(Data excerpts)
## Begin
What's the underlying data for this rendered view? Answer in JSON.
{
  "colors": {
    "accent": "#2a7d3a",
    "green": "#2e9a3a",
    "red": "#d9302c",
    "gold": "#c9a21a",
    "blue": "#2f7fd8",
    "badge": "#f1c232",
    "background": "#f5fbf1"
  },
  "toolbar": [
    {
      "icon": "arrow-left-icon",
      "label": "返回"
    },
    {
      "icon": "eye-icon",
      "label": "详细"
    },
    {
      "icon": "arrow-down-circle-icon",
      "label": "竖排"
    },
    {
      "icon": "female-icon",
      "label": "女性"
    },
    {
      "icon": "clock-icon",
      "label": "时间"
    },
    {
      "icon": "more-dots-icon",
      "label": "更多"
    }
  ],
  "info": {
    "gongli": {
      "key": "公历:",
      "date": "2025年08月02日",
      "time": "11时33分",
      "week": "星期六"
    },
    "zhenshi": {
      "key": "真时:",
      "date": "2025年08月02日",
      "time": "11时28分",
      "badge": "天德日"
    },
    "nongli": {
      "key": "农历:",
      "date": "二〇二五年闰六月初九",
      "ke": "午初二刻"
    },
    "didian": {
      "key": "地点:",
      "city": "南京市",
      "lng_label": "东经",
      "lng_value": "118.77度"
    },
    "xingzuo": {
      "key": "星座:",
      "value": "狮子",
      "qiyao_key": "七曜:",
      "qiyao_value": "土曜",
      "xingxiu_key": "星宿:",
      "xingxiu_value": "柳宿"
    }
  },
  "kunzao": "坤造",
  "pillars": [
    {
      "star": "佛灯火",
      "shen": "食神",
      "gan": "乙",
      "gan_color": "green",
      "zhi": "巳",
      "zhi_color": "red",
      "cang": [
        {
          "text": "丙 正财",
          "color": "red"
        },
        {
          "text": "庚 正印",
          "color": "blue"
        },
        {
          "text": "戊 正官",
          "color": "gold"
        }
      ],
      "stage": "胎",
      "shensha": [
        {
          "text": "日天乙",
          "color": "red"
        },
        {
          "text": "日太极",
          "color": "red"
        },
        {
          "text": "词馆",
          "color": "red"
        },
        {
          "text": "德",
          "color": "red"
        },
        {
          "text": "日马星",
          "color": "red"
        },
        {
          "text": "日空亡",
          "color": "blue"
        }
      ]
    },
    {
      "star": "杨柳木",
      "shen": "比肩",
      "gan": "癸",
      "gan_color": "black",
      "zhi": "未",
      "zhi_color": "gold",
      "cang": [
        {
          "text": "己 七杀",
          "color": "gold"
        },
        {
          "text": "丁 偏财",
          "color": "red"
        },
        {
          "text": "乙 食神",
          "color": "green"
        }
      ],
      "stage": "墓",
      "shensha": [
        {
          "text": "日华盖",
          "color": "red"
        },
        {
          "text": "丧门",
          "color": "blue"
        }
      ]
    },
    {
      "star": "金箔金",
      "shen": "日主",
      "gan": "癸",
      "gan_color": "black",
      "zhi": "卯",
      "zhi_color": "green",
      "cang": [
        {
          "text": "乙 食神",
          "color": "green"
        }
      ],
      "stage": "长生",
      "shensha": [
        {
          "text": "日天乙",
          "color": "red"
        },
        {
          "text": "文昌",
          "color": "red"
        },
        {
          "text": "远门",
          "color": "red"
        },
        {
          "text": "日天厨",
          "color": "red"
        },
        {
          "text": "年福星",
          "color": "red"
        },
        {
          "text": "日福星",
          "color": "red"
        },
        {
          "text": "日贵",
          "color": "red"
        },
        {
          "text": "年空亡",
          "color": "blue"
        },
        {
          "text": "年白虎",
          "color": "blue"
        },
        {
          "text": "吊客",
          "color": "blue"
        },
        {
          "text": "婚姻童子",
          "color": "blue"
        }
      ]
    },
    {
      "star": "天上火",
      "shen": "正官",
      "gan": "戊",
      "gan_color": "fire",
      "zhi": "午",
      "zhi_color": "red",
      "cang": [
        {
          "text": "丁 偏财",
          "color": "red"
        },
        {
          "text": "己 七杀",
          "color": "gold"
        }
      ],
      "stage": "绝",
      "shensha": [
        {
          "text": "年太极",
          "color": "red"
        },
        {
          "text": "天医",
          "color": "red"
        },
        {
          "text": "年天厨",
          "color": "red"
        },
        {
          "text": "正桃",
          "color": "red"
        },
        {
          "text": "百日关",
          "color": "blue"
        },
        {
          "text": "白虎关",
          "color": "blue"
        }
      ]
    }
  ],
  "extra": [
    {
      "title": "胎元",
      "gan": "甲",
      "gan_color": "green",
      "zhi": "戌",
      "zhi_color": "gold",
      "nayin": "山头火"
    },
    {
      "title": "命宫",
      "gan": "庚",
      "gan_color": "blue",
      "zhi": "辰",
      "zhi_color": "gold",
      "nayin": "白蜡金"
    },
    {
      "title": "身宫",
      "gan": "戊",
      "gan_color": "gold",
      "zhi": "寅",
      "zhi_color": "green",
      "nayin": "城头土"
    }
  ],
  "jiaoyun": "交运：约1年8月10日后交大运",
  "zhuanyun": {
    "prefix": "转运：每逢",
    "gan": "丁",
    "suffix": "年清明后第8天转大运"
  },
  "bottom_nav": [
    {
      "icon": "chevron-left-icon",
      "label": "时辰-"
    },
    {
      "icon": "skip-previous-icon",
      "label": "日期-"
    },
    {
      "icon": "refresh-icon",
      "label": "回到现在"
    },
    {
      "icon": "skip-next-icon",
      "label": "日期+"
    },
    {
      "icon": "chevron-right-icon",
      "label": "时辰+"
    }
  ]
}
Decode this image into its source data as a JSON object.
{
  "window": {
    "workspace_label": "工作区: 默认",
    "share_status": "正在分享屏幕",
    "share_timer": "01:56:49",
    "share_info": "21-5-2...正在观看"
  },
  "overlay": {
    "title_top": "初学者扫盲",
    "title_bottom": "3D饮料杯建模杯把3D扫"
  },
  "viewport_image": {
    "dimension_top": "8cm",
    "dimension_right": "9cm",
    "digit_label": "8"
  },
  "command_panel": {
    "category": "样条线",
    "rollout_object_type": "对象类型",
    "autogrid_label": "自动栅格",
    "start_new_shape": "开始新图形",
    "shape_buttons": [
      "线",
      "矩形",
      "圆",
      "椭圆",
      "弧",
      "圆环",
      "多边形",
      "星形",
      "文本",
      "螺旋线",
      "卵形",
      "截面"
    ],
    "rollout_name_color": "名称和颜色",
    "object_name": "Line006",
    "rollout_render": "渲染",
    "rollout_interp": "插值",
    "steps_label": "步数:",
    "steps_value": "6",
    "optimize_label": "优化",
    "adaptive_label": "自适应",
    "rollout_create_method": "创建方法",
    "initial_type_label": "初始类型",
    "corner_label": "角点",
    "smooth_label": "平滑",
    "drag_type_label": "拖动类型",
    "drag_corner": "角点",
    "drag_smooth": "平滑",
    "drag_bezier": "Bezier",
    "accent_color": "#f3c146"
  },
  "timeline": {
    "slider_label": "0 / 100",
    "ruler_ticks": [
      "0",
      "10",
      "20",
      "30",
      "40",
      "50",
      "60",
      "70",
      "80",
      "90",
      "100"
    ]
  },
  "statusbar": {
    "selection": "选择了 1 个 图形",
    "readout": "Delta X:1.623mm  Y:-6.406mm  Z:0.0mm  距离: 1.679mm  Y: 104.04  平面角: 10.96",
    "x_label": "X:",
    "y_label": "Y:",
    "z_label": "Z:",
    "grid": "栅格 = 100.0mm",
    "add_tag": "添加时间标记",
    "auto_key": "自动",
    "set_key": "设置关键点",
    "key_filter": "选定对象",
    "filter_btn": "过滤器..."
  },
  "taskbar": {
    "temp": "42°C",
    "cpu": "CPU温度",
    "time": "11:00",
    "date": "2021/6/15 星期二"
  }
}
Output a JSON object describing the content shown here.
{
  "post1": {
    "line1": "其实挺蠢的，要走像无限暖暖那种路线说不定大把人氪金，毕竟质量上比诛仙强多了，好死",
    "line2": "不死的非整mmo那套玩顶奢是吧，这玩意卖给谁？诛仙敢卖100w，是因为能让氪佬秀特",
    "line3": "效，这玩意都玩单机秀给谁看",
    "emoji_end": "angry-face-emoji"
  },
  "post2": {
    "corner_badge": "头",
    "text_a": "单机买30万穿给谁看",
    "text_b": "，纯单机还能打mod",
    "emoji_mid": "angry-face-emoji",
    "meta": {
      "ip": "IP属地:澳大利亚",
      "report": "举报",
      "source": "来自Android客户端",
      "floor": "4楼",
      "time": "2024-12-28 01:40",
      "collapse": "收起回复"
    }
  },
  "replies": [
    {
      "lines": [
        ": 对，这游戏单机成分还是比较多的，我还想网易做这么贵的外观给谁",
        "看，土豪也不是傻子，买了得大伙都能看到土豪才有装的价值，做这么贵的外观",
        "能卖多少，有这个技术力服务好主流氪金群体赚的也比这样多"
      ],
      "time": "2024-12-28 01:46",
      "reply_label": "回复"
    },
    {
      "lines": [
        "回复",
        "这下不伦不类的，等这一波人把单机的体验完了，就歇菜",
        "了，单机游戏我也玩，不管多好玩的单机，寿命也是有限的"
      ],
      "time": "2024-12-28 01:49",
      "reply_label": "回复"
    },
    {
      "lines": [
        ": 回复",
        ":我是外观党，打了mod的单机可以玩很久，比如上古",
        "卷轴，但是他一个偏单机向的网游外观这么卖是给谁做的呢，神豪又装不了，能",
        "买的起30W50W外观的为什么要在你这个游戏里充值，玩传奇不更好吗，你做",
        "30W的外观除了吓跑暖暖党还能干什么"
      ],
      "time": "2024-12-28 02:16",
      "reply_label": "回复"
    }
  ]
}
## End
### OBJECTIVE
Give back the lines above exactly, from the one with "Output a JSON" through the last line.

### CORRECT ANSWER
Output a JSON object describing the content shown here.
{
  "post1": {
    "line1": "其实挺蠢的，要走像无限暖暖那种路线说不定大把人氪金，毕竟质量上比诛仙强多了，好死",
    "line2": "不死的非整mmo那套玩顶奢是吧，这玩意卖给谁？诛仙敢卖100w，是因为能让氪佬秀特",
    "line3": "效，这玩意都玩单机秀给谁看",
    "emoji_end": "angry-face-emoji"
  },
  "post2": {
    "corner_badge": "头",
    "text_a": "单机买30万穿给谁看",
    "text_b": "，纯单机还能打mod",
    "emoji_mid": "angry-face-emoji",
    "meta": {
      "ip": "IP属地:澳大利亚",
      "report": "举报",
      "source": "来自Android客户端",
      "floor": "4楼",
      "time": "2024-12-28 01:40",
      "collapse": "收起回复"
    }
  },
  "replies": [
    {
      "lines": [
        ": 对，这游戏单机成分还是比较多的，我还想网易做这么贵的外观给谁",
        "看，土豪也不是傻子，买了得大伙都能看到土豪才有装的价值，做这么贵的外观",
        "能卖多少，有这个技术力服务好主流氪金群体赚的也比这样多"
      ],
      "time": "2024-12-28 01:46",
      "reply_label": "回复"
    },
    {
      "lines": [
        "回复",
        "这下不伦不类的，等这一波人把单机的体验完了，就歇菜",
        "了，单机游戏我也玩，不管多好玩的单机，寿命也是有限的"
      ],
      "time": "2024-12-28 01:49",
      "reply_label": "回复"
    },
    {
      "lines": [
        ": 回复",
        ":我是外观党，打了mod的单机可以玩很久，比如上古",
        "卷轴，但是他一个偏单机向的网游外观这么卖是给谁做的呢，神豪又装不了，能",
        "买的起30W50W外观的为什么要在你这个游戏里充值，玩传奇不更好吗，你做",
        "30W的外观除了吓跑暖暖党还能干什么"
      ],
      "time": "2024-12-28 02:16",
      "reply_label": "回复"
    }
  ]
}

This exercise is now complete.